** Exercise goal **
Update the entries below by changing each "expense-value" to "expense-amount" and leaving everything else as it is, then give all of them again.

==========

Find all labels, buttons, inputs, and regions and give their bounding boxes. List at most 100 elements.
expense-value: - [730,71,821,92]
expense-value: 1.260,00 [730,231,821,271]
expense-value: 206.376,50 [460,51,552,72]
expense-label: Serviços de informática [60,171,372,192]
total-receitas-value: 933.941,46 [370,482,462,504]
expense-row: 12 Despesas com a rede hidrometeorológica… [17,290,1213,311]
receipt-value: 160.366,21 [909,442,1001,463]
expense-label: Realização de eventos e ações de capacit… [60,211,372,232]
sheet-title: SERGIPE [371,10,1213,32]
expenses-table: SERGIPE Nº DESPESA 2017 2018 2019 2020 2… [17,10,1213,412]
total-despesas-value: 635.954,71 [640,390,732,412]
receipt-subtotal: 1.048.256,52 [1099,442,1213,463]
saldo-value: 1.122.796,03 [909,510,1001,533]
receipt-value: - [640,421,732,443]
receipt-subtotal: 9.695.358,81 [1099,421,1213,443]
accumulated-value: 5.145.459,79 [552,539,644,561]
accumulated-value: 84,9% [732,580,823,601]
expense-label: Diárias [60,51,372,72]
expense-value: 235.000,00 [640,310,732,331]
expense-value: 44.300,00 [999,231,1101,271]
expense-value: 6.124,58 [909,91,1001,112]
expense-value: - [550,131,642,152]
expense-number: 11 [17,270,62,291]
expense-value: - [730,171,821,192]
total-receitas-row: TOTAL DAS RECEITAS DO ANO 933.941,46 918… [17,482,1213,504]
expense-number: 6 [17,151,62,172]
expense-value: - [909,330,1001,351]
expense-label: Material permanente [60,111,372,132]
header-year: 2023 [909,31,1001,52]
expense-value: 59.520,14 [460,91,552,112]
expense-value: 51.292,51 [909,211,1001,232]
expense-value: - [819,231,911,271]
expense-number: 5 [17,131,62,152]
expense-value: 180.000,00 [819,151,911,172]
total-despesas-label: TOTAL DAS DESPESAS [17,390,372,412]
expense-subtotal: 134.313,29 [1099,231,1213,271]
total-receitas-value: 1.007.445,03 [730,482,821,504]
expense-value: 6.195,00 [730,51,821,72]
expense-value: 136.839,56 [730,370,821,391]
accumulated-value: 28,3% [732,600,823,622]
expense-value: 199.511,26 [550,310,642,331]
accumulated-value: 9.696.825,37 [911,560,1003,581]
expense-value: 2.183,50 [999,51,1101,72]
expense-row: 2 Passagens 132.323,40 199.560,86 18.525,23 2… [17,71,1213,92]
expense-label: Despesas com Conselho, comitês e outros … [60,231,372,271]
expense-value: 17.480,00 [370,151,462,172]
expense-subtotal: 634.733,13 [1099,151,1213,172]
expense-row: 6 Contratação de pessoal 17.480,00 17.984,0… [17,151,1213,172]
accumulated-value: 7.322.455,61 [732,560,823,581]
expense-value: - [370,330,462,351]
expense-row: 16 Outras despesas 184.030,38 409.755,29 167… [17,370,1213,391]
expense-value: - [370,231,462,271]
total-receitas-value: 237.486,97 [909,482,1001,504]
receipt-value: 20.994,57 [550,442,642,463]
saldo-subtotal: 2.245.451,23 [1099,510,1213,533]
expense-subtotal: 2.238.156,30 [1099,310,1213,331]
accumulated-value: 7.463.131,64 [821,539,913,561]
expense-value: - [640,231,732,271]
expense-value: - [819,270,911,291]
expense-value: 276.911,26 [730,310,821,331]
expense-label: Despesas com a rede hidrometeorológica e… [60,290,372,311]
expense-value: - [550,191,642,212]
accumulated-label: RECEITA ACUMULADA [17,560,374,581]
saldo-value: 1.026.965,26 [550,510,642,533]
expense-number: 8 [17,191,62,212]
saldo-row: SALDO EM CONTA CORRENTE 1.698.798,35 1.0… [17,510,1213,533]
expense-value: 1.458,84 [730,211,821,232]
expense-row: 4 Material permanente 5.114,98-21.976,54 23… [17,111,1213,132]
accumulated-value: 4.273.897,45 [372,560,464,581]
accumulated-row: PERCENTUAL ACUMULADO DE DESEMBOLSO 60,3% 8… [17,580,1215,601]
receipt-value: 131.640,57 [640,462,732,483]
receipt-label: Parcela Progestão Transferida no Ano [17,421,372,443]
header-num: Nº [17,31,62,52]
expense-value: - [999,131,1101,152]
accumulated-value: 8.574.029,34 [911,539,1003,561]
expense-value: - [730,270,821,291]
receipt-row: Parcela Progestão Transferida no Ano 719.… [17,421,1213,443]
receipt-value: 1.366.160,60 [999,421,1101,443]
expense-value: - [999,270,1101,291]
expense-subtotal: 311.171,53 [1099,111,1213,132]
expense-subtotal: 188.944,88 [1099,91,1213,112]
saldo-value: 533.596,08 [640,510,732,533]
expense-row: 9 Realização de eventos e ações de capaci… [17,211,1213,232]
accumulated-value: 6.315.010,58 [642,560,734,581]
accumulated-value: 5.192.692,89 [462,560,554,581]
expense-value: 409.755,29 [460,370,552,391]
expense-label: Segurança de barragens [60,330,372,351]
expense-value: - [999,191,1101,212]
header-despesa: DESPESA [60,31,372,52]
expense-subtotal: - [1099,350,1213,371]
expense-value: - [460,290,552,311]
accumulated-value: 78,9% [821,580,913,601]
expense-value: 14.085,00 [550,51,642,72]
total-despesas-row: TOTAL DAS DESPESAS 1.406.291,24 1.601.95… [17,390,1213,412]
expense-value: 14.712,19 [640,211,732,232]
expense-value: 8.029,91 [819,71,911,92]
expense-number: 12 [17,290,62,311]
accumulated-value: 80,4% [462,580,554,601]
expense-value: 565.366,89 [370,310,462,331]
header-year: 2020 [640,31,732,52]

==========

** Written reply **
Find all labels, buttons, inputs, and regions and give their bounding boxes. List at most 100 elements.
expense-amount: - [730,71,821,92]
expense-amount: 1.260,00 [730,231,821,271]
expense-amount: 206.376,50 [460,51,552,72]
expense-label: Serviços de informática [60,171,372,192]
total-receitas-value: 933.941,46 [370,482,462,504]
expense-row: 12 Despesas com a rede hidrometeorológica… [17,290,1213,311]
receipt-value: 160.366,21 [909,442,1001,463]
expense-label: Realização de eventos e ações de capacit… [60,211,372,232]
sheet-title: SERGIPE [371,10,1213,32]
expenses-table: SERGIPE Nº DESPESA 2017 2018 2019 2020 2… [17,10,1213,412]
total-despesas-value: 635.954,71 [640,390,732,412]
receipt-subtotal: 1.048.256,52 [1099,442,1213,463]
saldo-value: 1.122.796,03 [909,510,1001,533]
receipt-value: - [640,421,732,443]
receipt-subtotal: 9.695.358,81 [1099,421,1213,443]
accumulated-value: 5.145.459,79 [552,539,644,561]
accumulated-value: 84,9% [732,580,823,601]
expense-label: Diárias [60,51,372,72]
expense-amount: 235.000,00 [640,310,732,331]
expense-amount: 44.300,00 [999,231,1101,271]
expense-amount: 6.124,58 [909,91,1001,112]
expense-amount: - [550,131,642,152]
expense-number: 11 [17,270,62,291]
expense-amount: - [730,171,821,192]
total-receitas-row: TOTAL DAS RECEITAS DO ANO 933.941,46 918… [17,482,1213,504]
expense-number: 6 [17,151,62,172]
expense-amount: - [909,330,1001,351]
expense-label: Material permanente [60,111,372,132]
header-year: 2023 [909,31,1001,52]
expense-amount: 59.520,14 [460,91,552,112]
expense-amount: 51.292,51 [909,211,1001,232]
expense-amount: - [819,231,911,271]
expense-number: 5 [17,131,62,152]
expense-amount: 180.000,00 [819,151,911,172]
total-despesas-label: TOTAL DAS DESPESAS [17,390,372,412]
expense-subtotal: 134.313,29 [1099,231,1213,271]
total-receitas-value: 1.007.445,03 [730,482,821,504]
expense-amount: 6.195,00 [730,51,821,72]
expense-amount: 136.839,56 [730,370,821,391]
accumulated-value: 28,3% [732,600,823,622]
expense-amount: 199.511,26 [550,310,642,331]
accumulated-value: 9.696.825,37 [911,560,1003,581]
expense-amount: 2.183,50 [999,51,1101,72]
expense-row: 2 Passagens 132.323,40 199.560,86 18.525,23 2… [17,71,1213,92]
expense-label: Despesas com Conselho, comitês e outros … [60,231,372,271]
expense-amount: 17.480,00 [370,151,462,172]
expense-subtotal: 634.733,13 [1099,151,1213,172]
expense-row: 6 Contratação de pessoal 17.480,00 17.984,0… [17,151,1213,172]
accumulated-value: 7.322.455,61 [732,560,823,581]
expense-amount: - [370,330,462,351]
expense-row: 16 Outras despesas 184.030,38 409.755,29 167… [17,370,1213,391]
expense-amount: - [370,231,462,271]
total-receitas-value: 237.486,97 [909,482,1001,504]
receipt-value: 20.994,57 [550,442,642,463]
saldo-subtotal: 2.245.451,23 [1099,510,1213,533]
expense-subtotal: 2.238.156,30 [1099,310,1213,331]
accumulated-value: 7.463.131,64 [821,539,913,561]
expense-amount: - [640,231,732,271]
expense-amount: - [819,270,911,291]
expense-amount: 276.911,26 [730,310,821,331]
expense-label: Despesas com a rede hidrometeorológica e… [60,290,372,311]
expense-amount: - [550,191,642,212]
accumulated-label: RECEITA ACUMULADA [17,560,374,581]
saldo-value: 1.026.965,26 [550,510,642,533]
expense-number: 8 [17,191,62,212]
saldo-row: SALDO EM CONTA CORRENTE 1.698.798,35 1.0… [17,510,1213,533]
expense-amount: 1.458,84 [730,211,821,232]
expense-row: 4 Material permanente 5.114,98-21.976,54 23… [17,111,1213,132]
accumulated-value: 4.273.897,45 [372,560,464,581]
accumulated-row: PERCENTUAL ACUMULADO DE DESEMBOLSO 60,3% 8… [17,580,1215,601]
receipt-value: 131.640,57 [640,462,732,483]
receipt-label: Parcela Progestão Transferida no Ano [17,421,372,443]
header-num: Nº [17,31,62,52]
expense-amount: - [999,131,1101,152]
accumulated-value: 8.574.029,34 [911,539,1003,561]
expense-amount: - [730,270,821,291]
receipt-row: Parcela Progestão Transferida no Ano 719.… [17,421,1213,443]
receipt-value: 1.366.160,60 [999,421,1101,443]
expense-amount: - [999,270,1101,291]
expense-subtotal: 311.171,53 [1099,111,1213,132]
expense-subtotal: 188.944,88 [1099,91,1213,112]
saldo-value: 533.596,08 [640,510,732,533]
expense-row: 9 Realização de eventos e ações de capaci… [17,211,1213,232]
accumulated-value: 6.315.010,58 [642,560,734,581]
accumulated-value: 5.192.692,89 [462,560,554,581]
expense-amount: 409.755,29 [460,370,552,391]
expense-label: Segurança de barragens [60,330,372,351]
expense-amount: - [999,191,1101,212]
header-despesa: DESPESA [60,31,372,52]
expense-subtotal: - [1099,350,1213,371]
expense-amount: - [460,290,552,311]
accumulated-value: 78,9% [821,580,913,601]
expense-amount: 14.085,00 [550,51,642,72]
total-despesas-row: TOTAL DAS DESPESAS 1.406.291,24 1.601.95… [17,390,1213,412]
expense-amount: 14.712,19 [640,211,732,232]
expense-amount: 8.029,91 [819,71,911,92]
expense-number: 12 [17,290,62,311]
accumulated-value: 80,4% [462,580,554,601]
expense-amount: 565.366,89 [370,310,462,331]
header-year: 2020 [640,31,732,52]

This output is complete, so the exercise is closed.